**Do this:** State how many lines contain the string "labels", and write nothing else.
◇ ◇ ◇
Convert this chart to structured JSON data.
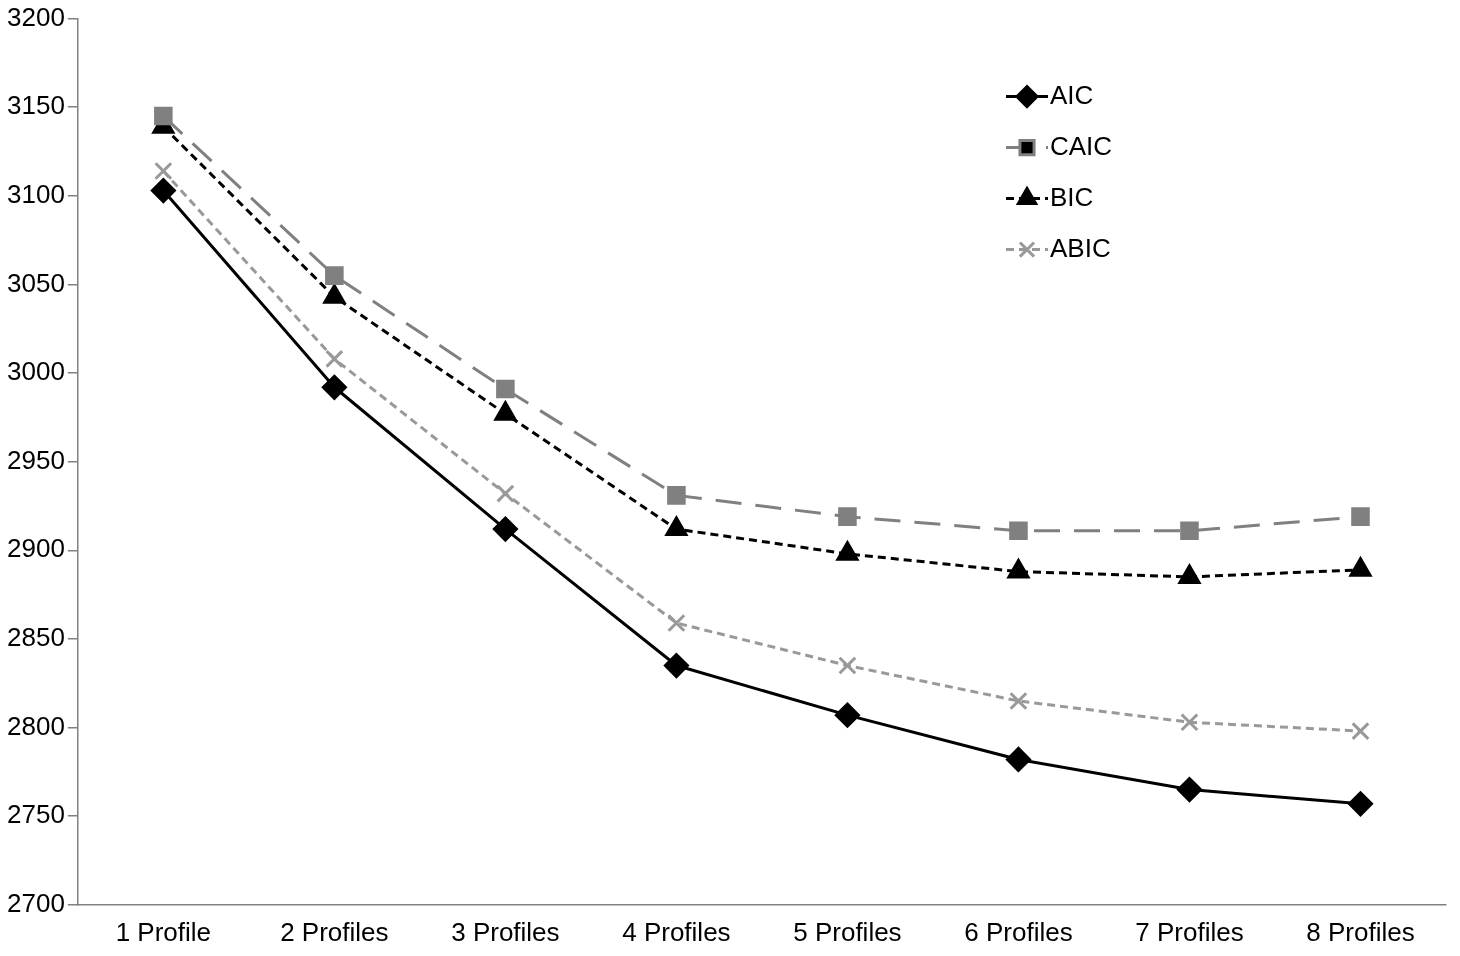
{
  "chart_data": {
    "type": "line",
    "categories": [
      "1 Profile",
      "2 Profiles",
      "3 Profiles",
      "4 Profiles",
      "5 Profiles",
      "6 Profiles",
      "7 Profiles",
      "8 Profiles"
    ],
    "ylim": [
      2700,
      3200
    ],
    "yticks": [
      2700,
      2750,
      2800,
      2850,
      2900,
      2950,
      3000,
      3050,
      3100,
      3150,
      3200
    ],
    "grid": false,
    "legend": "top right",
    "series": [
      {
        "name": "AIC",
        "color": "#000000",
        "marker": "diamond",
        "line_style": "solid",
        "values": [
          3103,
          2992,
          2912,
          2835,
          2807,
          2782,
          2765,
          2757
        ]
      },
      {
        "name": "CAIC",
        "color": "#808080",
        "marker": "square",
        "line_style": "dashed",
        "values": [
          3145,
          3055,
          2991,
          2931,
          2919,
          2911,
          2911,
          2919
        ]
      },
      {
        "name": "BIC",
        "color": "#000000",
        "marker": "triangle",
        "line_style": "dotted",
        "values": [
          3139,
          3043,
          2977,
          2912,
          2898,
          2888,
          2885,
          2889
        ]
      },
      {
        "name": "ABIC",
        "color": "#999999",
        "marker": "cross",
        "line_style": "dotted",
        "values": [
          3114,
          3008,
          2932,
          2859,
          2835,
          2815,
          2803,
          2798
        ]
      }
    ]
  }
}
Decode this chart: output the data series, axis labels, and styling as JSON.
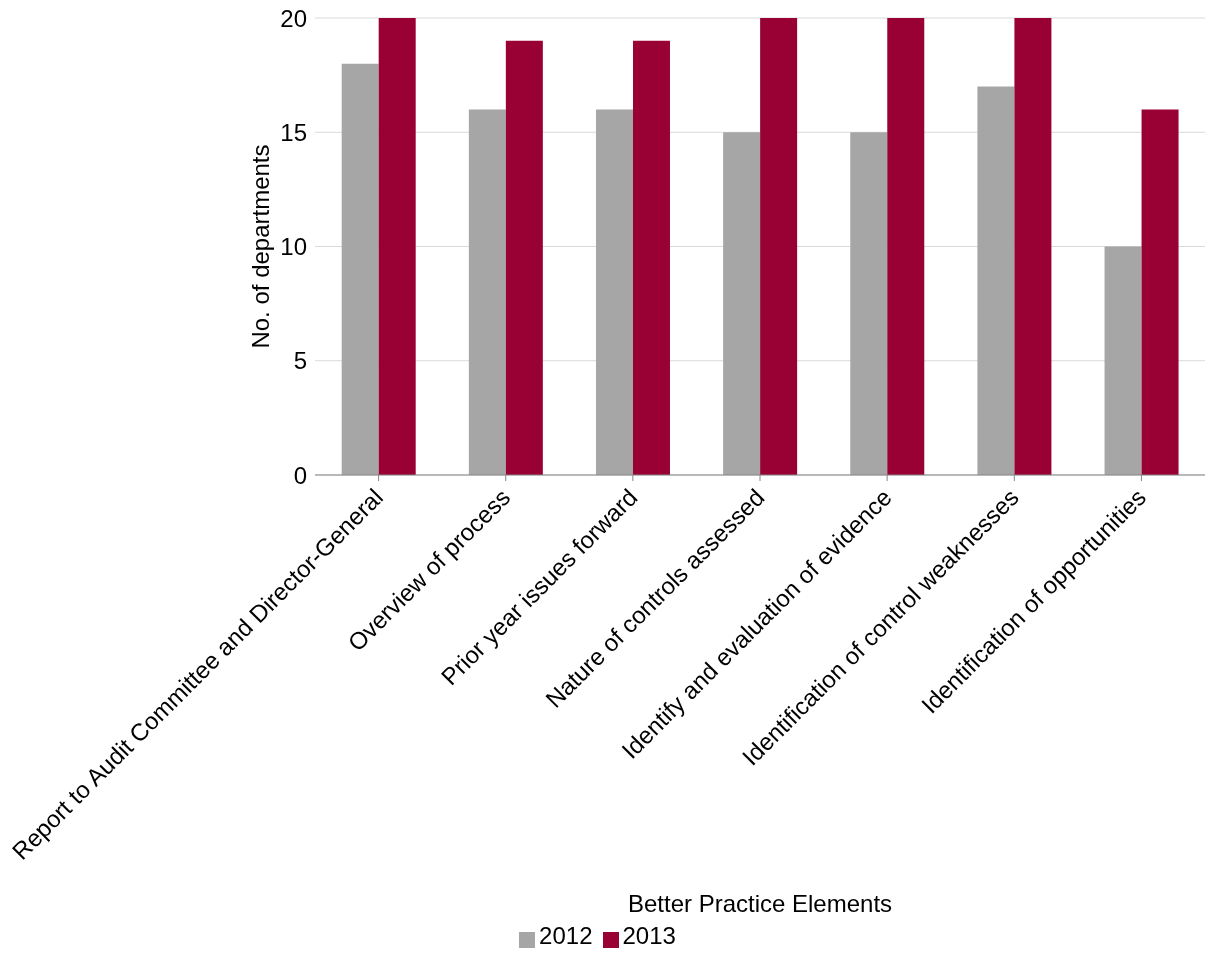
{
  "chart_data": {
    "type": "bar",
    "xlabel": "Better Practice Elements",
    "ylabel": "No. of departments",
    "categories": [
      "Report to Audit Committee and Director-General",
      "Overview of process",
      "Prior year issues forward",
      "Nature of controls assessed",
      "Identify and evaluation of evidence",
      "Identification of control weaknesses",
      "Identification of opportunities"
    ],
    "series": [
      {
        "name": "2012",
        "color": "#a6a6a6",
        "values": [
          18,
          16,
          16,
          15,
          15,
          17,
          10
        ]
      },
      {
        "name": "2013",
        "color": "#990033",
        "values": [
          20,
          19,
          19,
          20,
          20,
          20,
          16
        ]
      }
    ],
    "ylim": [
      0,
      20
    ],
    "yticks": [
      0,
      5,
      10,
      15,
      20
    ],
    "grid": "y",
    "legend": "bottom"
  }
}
◇ ◇ ◇
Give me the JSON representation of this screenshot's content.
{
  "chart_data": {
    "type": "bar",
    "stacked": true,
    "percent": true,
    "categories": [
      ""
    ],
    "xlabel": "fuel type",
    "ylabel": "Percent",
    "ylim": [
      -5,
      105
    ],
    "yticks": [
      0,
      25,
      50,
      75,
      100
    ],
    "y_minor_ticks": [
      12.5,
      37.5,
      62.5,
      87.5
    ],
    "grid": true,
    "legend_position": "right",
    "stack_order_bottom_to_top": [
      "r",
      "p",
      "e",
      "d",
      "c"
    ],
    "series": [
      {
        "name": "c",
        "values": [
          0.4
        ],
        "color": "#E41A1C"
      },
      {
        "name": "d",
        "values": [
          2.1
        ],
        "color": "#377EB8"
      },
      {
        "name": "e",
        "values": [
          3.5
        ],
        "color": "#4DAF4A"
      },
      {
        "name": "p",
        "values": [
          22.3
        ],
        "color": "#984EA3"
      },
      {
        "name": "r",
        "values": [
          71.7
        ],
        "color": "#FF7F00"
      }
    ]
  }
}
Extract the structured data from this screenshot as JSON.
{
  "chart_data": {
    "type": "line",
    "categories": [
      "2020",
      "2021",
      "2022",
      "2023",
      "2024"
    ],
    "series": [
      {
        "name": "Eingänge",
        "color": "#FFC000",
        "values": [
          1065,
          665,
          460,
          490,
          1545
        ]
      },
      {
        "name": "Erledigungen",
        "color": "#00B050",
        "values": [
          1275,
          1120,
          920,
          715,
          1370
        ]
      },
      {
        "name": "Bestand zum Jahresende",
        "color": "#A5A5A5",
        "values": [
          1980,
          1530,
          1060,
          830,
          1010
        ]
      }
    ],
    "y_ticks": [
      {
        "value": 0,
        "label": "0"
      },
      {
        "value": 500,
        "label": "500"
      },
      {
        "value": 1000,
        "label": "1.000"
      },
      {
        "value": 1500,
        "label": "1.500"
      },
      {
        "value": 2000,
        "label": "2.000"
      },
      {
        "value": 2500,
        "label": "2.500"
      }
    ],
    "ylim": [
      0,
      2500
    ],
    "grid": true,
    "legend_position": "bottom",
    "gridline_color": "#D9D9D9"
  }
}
◇ ◇ ◇
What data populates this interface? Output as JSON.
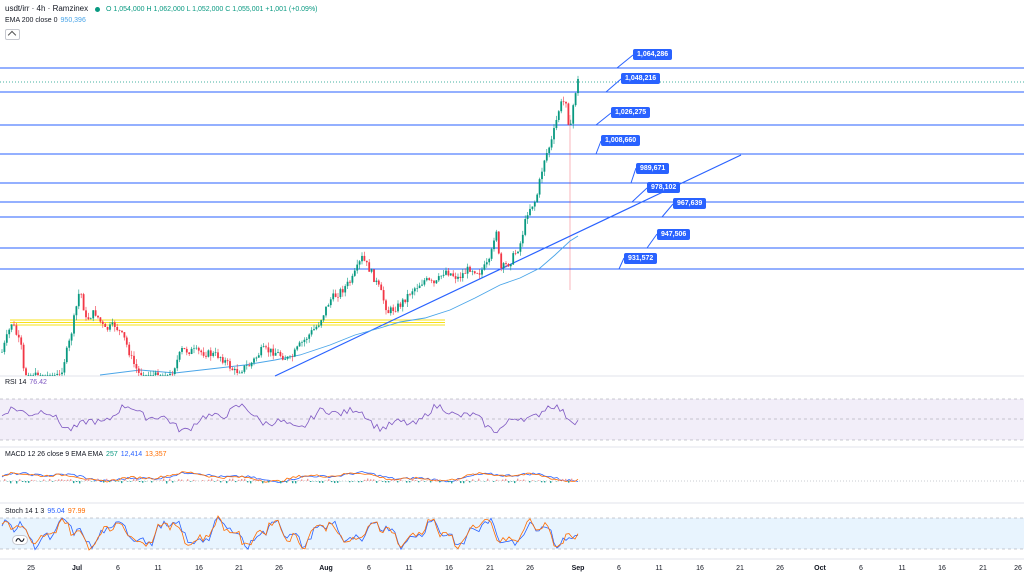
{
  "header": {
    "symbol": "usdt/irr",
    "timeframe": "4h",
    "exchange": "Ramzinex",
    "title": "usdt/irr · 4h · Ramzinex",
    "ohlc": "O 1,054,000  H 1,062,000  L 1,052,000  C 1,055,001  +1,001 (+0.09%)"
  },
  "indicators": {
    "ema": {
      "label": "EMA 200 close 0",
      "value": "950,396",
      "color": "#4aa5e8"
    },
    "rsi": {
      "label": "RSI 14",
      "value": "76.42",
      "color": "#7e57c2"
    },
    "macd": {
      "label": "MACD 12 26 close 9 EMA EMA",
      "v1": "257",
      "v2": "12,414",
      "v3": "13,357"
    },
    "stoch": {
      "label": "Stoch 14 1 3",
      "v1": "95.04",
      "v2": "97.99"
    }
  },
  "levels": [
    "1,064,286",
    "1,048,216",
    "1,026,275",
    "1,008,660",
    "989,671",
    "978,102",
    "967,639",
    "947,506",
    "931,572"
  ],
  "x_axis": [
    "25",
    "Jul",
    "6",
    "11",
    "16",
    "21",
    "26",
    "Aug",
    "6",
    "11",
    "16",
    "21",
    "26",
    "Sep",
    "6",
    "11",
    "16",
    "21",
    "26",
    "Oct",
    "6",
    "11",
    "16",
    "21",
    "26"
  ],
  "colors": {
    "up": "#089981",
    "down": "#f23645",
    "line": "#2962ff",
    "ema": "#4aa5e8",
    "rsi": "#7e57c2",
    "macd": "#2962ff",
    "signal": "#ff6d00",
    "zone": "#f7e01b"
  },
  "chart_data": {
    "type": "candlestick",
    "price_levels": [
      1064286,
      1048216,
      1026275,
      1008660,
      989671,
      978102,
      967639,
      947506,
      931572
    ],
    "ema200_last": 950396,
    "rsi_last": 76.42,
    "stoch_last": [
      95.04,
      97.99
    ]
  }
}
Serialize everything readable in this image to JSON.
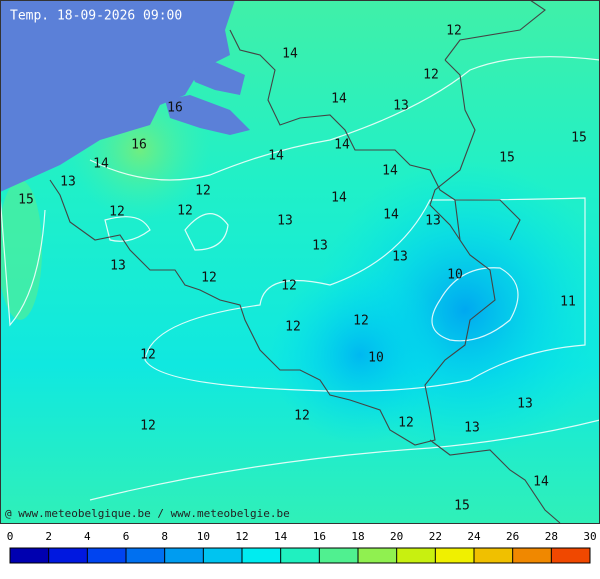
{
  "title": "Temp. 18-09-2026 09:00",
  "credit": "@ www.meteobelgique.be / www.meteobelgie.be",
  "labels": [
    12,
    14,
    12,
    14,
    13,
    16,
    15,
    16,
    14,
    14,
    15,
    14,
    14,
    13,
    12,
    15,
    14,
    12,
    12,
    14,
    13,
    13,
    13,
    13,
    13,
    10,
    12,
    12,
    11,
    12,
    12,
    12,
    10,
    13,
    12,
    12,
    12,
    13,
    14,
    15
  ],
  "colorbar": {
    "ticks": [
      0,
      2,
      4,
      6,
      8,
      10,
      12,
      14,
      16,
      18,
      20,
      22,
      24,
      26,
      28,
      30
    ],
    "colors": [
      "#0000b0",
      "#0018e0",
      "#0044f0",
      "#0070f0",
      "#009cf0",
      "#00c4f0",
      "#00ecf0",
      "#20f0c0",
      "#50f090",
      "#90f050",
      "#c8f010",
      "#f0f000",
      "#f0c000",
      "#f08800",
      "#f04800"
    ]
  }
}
◇ ◇ ◇
**Full response:** 2